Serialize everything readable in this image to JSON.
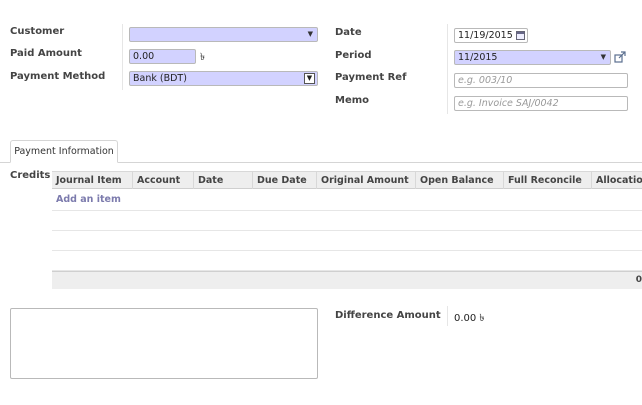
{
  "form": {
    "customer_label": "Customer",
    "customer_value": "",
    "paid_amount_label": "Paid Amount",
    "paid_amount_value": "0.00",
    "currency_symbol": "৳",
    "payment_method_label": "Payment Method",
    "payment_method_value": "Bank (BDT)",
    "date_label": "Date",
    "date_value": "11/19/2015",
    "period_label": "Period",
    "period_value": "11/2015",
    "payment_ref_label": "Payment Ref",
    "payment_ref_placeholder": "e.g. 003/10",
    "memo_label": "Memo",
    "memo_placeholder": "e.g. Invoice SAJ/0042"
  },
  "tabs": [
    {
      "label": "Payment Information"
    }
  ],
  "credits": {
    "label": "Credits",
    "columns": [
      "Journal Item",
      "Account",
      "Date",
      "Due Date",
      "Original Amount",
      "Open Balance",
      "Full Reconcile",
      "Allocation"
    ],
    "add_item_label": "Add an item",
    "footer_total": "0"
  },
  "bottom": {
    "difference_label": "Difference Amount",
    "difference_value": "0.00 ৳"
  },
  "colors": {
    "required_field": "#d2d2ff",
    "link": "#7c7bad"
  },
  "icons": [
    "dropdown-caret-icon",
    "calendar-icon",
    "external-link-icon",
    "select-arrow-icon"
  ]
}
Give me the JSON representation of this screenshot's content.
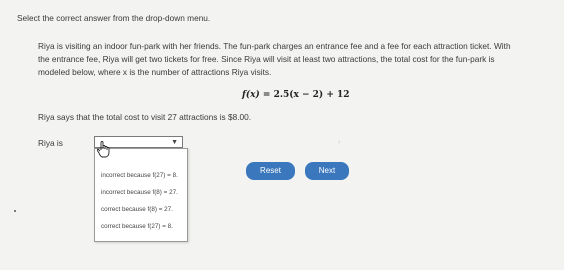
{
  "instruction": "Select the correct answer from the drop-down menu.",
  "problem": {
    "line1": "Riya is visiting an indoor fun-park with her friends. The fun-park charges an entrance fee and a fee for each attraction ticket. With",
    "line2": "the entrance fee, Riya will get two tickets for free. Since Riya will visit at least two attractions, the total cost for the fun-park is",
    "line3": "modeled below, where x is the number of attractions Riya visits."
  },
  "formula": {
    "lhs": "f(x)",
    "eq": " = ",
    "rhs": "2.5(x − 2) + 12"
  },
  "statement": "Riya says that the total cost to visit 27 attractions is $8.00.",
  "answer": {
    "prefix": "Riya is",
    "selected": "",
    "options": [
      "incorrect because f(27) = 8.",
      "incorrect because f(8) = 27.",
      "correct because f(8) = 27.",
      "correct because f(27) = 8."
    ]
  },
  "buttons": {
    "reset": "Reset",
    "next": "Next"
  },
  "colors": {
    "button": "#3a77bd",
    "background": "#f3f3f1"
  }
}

━━━━━━━━━━━━━━━━━━━━

- **Directive**
Without the pictures, restate all of the entries above verbatim.

- **The completed task**
Serialize everything readable in this image to JSON.
{
  "form": {
    "customer_label": "Customer",
    "customer_value": "",
    "paid_amount_label": "Paid Amount",
    "paid_amount_value": "0.00",
    "currency_symbol": "৳",
    "payment_method_label": "Payment Method",
    "payment_method_value": "Bank (BDT)",
    "date_label": "Date",
    "date_value": "11/19/2015",
    "period_label": "Period",
    "period_value": "11/2015",
    "payment_ref_label": "Payment Ref",
    "payment_ref_placeholder": "e.g. 003/10",
    "memo_label": "Memo",
    "memo_placeholder": "e.g. Invoice SAJ/0042"
  },
  "tabs": [
    {
      "label": "Payment Information"
    }
  ],
  "credits": {
    "label": "Credits",
    "columns": [
      "Journal Item",
      "Account",
      "Date",
      "Due Date",
      "Original Amount",
      "Open Balance",
      "Full Reconcile",
      "Allocation"
    ],
    "add_item_label": "Add an item",
    "footer_total": "0"
  },
  "bottom": {
    "difference_label": "Difference Amount",
    "difference_value": "0.00 ৳"
  },
  "colors": {
    "required_field": "#d2d2ff",
    "link": "#7c7bad"
  },
  "icons": [
    "dropdown-caret-icon",
    "calendar-icon",
    "external-link-icon",
    "select-arrow-icon"
  ]
}
Give me the JSON representation of this screenshot's content.
{
  "instruction": "Select the correct answer from the drop-down menu.",
  "problem": {
    "line1": "Riya is visiting an indoor fun-park with her friends. The fun-park charges an entrance fee and a fee for each attraction ticket. With",
    "line2": "the entrance fee, Riya will get two tickets for free. Since Riya will visit at least two attractions, the total cost for the fun-park is",
    "line3": "modeled below, where x is the number of attractions Riya visits."
  },
  "formula": {
    "lhs": "f(x)",
    "eq": " = ",
    "rhs": "2.5(x − 2) + 12"
  },
  "statement": "Riya says that the total cost to visit 27 attractions is $8.00.",
  "answer": {
    "prefix": "Riya is",
    "selected": "",
    "options": [
      "incorrect because f(27) = 8.",
      "incorrect because f(8) = 27.",
      "correct because f(8) = 27.",
      "correct because f(27) = 8."
    ]
  },
  "buttons": {
    "reset": "Reset",
    "next": "Next"
  },
  "colors": {
    "button": "#3a77bd",
    "background": "#f3f3f1"
  }
}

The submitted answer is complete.